* [Dataset rows]
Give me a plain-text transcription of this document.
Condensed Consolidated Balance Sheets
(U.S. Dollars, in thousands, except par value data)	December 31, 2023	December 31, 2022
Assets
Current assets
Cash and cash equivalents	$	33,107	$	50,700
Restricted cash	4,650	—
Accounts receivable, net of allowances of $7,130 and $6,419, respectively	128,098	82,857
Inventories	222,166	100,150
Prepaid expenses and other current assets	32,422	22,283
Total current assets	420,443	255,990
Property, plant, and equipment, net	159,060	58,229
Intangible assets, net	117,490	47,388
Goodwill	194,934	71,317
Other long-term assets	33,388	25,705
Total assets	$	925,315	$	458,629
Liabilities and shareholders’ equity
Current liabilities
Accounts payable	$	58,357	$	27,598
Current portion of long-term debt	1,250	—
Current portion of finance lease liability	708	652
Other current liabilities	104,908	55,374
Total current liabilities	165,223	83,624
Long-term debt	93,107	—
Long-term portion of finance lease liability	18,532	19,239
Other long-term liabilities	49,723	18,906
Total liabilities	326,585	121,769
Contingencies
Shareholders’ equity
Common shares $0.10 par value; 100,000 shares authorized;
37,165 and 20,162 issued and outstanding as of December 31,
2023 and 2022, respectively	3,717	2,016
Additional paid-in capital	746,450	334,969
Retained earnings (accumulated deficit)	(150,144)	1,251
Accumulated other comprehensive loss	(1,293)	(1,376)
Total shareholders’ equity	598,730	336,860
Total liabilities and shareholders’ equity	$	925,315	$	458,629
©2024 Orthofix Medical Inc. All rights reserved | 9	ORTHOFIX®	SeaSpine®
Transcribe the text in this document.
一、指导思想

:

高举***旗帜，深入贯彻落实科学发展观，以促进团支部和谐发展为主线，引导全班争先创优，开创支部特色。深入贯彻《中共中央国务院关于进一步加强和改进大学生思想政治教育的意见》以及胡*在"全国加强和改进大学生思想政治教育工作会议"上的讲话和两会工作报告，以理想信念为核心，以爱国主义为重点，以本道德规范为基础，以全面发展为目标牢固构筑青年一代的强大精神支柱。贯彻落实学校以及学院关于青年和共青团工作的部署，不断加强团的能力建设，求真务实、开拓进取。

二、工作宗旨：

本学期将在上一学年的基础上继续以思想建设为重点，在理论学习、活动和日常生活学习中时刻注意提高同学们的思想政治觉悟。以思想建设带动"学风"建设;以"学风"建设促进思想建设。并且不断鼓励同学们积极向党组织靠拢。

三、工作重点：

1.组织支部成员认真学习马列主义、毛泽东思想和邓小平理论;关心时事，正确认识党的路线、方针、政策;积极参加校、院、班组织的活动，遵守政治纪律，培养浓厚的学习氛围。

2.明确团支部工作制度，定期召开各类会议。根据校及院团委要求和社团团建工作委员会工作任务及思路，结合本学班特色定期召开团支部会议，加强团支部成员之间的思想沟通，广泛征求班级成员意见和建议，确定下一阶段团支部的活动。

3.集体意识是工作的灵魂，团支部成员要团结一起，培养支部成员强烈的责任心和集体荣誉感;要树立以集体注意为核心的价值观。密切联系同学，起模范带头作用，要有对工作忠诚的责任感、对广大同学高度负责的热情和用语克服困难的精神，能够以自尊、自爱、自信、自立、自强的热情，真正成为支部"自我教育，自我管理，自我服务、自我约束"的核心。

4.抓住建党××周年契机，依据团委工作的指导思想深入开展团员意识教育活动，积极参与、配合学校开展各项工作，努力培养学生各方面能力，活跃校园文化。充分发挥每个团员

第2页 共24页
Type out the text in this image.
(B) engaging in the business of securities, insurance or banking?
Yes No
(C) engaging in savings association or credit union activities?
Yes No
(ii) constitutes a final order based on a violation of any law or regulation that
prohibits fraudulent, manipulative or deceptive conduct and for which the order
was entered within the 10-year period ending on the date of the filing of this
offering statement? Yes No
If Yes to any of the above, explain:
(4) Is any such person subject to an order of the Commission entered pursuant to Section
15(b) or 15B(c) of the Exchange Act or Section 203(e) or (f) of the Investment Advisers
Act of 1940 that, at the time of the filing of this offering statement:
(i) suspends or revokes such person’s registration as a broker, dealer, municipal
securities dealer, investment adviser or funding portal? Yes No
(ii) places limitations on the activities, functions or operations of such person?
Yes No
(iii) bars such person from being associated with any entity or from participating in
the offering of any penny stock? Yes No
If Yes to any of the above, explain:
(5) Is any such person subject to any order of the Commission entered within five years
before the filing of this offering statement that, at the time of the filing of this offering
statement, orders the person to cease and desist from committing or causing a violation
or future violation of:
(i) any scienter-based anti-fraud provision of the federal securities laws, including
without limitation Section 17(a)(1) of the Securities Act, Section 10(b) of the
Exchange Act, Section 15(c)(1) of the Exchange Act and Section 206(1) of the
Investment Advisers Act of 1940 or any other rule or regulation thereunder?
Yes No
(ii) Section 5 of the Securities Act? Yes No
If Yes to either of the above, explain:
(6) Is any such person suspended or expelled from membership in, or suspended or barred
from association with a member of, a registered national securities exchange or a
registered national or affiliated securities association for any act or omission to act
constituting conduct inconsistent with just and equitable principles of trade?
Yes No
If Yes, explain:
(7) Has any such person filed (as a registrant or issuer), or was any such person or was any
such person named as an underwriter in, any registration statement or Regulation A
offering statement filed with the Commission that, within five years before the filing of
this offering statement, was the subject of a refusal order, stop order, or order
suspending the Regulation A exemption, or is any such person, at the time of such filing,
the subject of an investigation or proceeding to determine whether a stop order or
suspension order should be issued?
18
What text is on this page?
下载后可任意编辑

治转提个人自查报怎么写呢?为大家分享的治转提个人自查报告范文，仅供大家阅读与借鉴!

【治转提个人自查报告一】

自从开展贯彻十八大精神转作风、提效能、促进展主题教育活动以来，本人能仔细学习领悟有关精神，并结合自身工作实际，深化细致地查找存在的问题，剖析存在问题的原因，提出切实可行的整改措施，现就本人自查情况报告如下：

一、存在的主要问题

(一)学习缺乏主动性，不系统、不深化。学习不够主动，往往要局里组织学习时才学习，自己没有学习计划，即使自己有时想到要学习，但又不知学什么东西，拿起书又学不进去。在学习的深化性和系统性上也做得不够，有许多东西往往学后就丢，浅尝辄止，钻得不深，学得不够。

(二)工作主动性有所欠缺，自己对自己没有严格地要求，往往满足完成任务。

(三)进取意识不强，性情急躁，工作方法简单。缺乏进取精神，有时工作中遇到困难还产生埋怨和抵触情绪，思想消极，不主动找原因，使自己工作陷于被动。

* [WHAT YOU NEED TO DO] Search the listing for the word "subject". Copy every line in which it occurs.

* [SOLVED EXERCISE]
(4) Is any such person subject to an order of the Commission entered pursuant to Section
(5) Is any such person subject to any order of the Commission entered within five years
this offering statement, was the subject of a refusal order, stop order, or order
the subject of an investigation or proceeding to determine whether a stop order or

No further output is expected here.